------ RECORDS PROVIDED

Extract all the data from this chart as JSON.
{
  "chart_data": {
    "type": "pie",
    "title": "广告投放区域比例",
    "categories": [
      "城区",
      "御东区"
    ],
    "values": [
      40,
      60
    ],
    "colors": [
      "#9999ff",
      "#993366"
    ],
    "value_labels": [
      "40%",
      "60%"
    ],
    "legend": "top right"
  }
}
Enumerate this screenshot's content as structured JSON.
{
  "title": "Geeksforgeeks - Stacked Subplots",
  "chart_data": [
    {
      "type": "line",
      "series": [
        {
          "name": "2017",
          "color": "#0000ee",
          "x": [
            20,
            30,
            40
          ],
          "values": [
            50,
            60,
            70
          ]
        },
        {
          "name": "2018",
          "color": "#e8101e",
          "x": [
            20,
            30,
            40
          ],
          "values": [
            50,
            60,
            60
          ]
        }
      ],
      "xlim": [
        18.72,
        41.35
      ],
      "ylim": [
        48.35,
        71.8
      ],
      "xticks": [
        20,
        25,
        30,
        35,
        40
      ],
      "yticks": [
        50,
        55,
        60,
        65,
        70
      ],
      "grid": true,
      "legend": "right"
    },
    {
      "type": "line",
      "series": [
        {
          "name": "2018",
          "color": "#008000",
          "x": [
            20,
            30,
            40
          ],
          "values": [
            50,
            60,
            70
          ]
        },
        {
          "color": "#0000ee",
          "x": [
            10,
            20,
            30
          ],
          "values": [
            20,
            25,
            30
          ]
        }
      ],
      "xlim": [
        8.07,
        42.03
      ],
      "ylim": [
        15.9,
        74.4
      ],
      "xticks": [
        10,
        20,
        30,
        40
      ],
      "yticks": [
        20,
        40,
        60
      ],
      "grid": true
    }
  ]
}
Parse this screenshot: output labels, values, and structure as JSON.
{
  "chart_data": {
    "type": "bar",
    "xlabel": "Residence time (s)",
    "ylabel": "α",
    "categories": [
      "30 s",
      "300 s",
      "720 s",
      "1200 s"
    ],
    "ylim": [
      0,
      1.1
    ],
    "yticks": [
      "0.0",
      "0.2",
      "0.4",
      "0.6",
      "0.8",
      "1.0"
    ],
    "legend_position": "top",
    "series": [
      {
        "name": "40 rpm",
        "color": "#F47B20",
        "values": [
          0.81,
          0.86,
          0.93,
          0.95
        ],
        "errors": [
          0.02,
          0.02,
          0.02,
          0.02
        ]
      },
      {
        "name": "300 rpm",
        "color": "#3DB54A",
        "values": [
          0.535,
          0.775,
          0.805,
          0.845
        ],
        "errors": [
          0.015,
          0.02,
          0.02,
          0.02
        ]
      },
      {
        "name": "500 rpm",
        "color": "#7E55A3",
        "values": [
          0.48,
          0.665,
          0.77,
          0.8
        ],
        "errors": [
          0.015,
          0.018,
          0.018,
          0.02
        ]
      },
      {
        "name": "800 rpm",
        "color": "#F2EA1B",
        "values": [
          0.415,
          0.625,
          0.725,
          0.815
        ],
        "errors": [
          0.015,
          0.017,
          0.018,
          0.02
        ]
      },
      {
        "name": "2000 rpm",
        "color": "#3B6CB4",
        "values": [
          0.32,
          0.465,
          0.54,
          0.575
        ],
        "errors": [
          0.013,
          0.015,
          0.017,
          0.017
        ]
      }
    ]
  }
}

------------

Search the data above for lines holding "screenshot" and copy each of them.

Enumerate this screenshot's content as structured JSON.
Parse this screenshot: output labels, values, and structure as JSON.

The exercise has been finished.